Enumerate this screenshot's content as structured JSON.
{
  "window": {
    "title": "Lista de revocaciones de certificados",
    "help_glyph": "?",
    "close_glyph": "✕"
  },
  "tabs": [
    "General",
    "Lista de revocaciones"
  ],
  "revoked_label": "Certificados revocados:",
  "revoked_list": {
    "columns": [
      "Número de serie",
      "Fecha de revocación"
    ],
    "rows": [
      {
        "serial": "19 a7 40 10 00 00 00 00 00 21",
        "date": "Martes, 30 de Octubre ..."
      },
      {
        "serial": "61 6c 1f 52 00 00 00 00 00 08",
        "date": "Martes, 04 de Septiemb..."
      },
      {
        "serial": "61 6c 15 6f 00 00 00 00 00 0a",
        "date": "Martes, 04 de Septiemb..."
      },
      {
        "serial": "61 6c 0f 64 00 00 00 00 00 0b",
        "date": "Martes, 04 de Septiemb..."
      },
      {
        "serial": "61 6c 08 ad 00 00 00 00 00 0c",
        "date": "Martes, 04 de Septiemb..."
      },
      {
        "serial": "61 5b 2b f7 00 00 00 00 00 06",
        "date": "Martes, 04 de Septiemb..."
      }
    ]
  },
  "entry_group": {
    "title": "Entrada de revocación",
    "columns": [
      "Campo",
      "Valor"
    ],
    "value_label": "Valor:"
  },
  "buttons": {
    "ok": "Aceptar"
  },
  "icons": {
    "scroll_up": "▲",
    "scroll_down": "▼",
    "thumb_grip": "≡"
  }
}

* [EXERCISE REQUIREMENTS]: Looking at the data above, show all lines where the word "title" occurs.

* [SOLUTION TO THIS PROBLEM]:
    "title": "Lista de revocaciones de certificados",
    "title": "Entrada de revocación",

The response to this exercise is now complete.